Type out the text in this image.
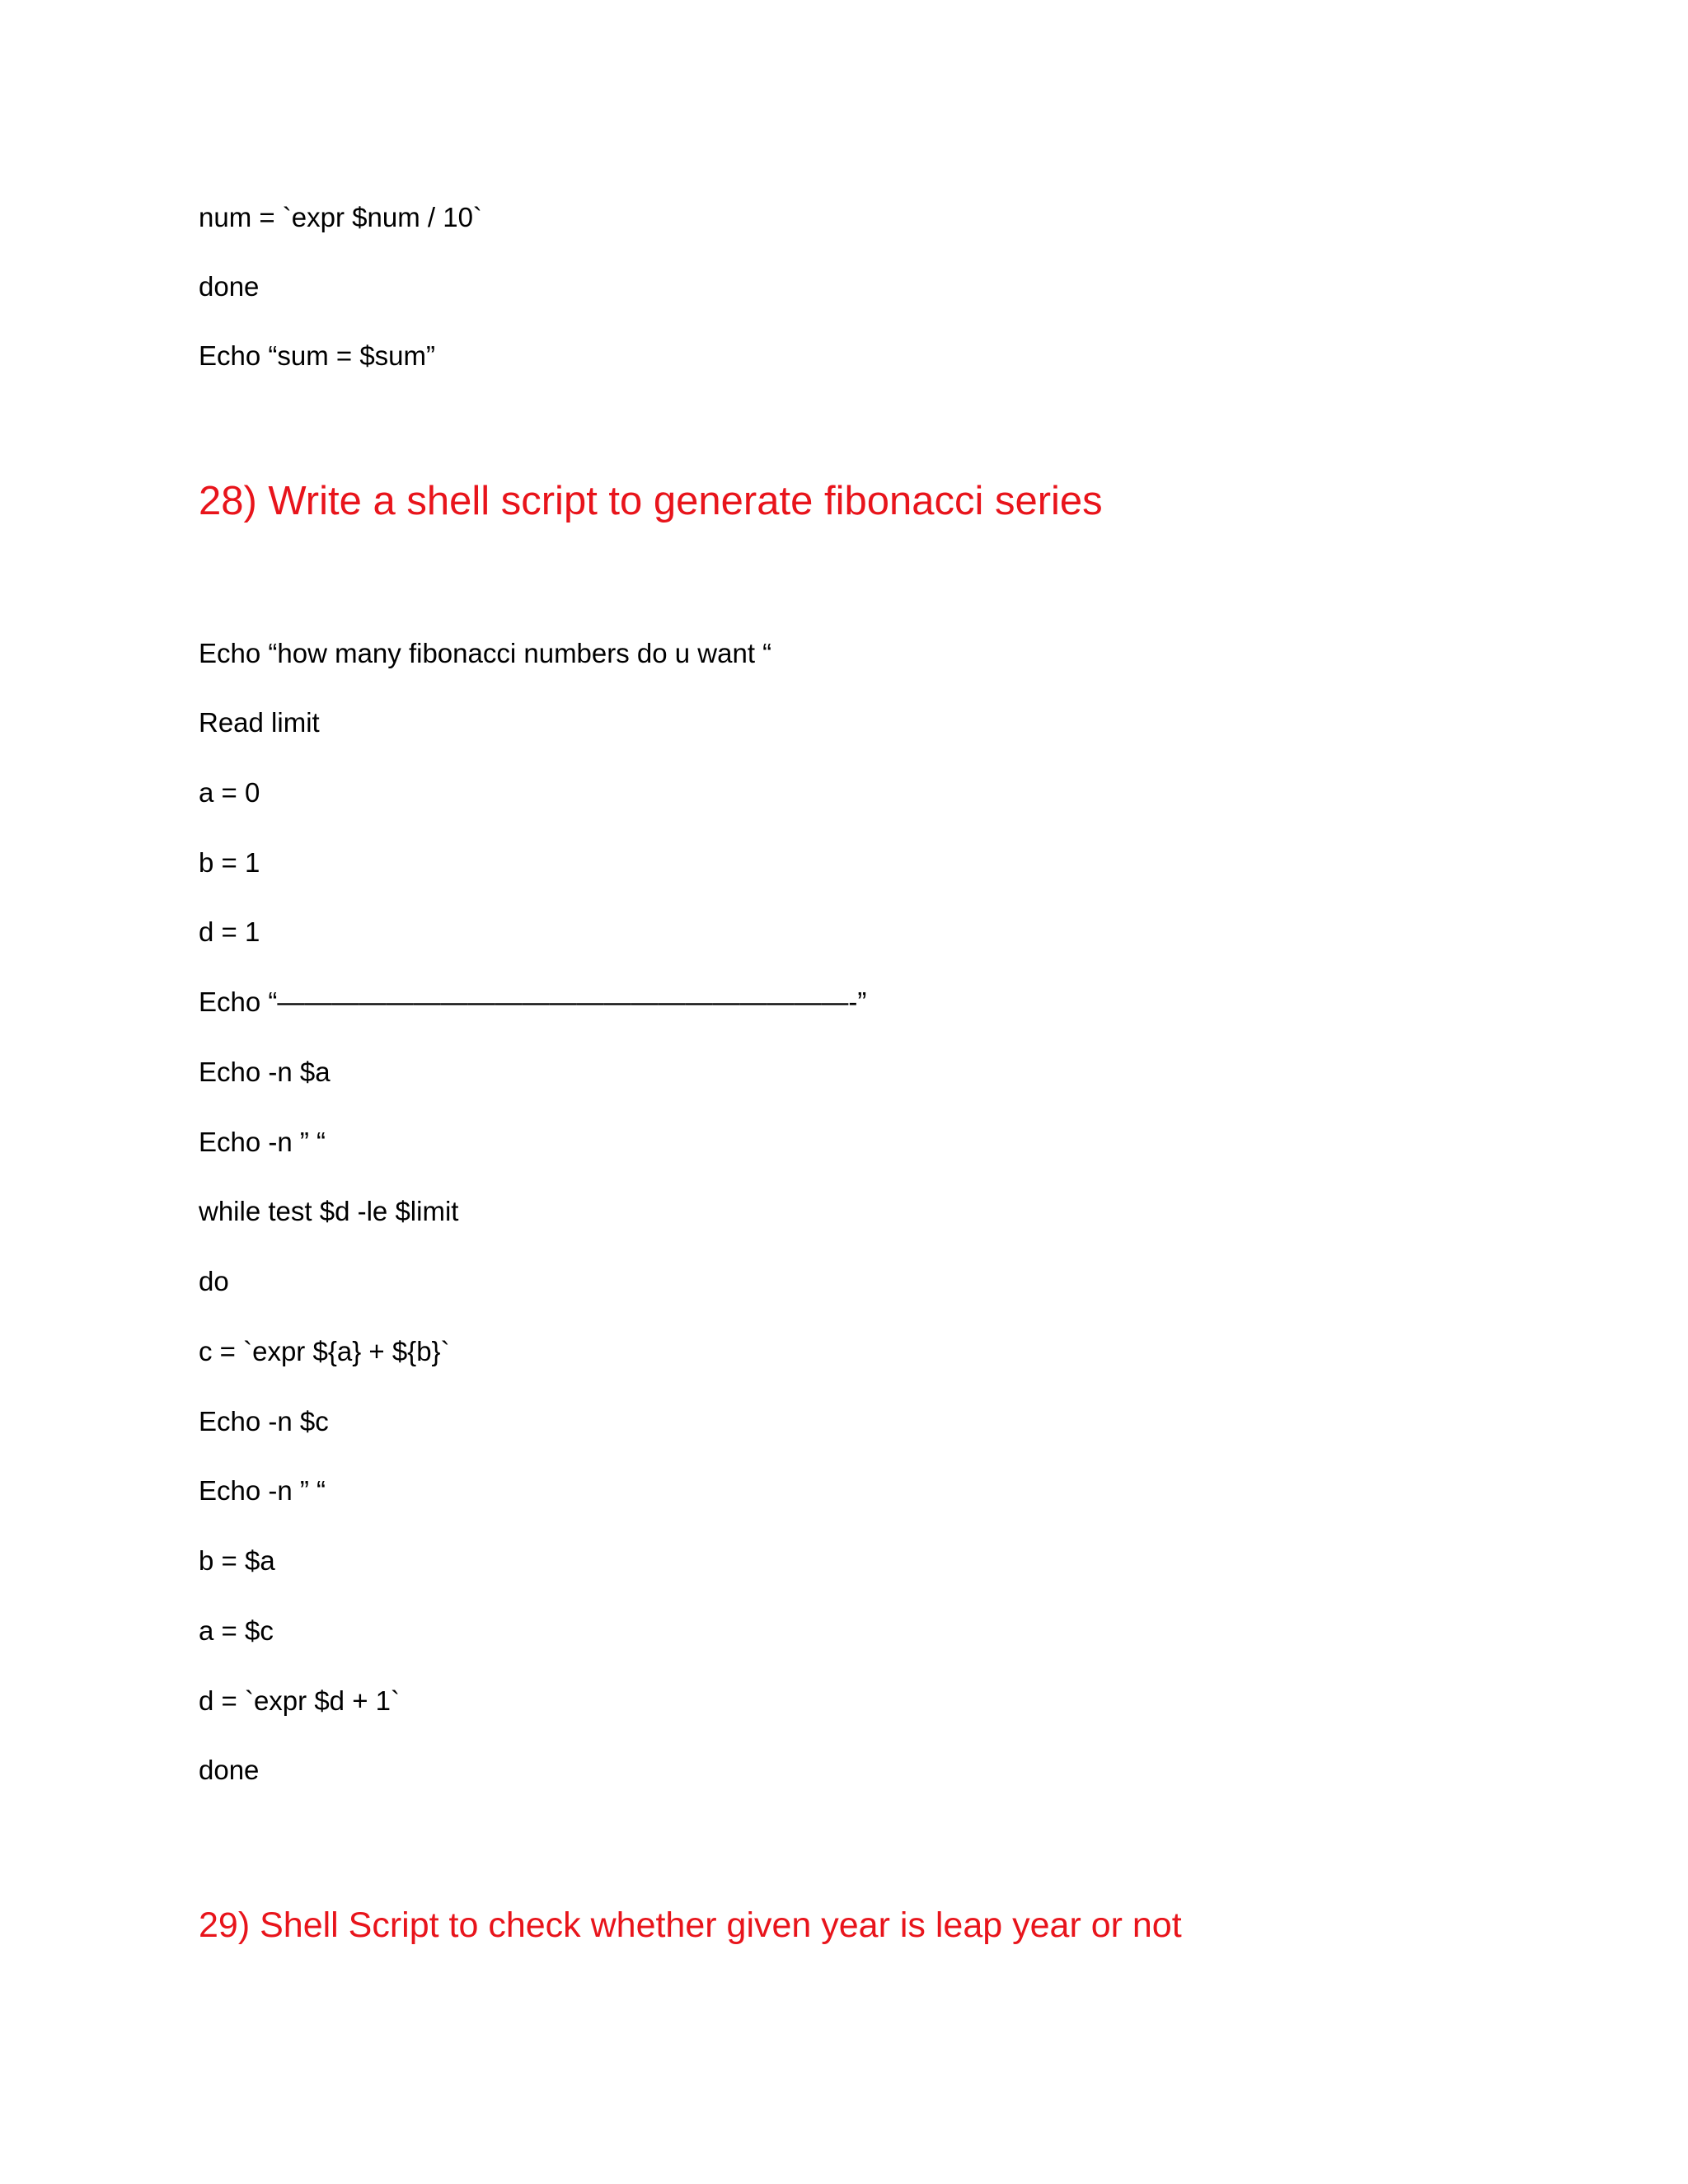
num = `expr $num / 10`
done
Echo “sum = $sum”
28) Write a shell script to generate fibonacci series
Echo “how many fibonacci numbers do u want “
Read limit
a = 0
b = 1
d = 1
Echo “—————————————————————-”
Echo -n $a
Echo -n ” “
while test $d -le $limit
do
c = `expr ${a} + ${b}`
Echo -n $c
Echo -n ” “
b = $a
a = $c
d = `expr $d + 1`
done
29) Shell Script to check whether given year is leap year or not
═══
#### SET PROBLEM
Lines of the material that contain the word "fibonacci" are to be gathered.

#### OUTPUT OF THE EXERCISE
28) Write a shell script to generate fibonacci series
Echo “how many fibonacci numbers do u want “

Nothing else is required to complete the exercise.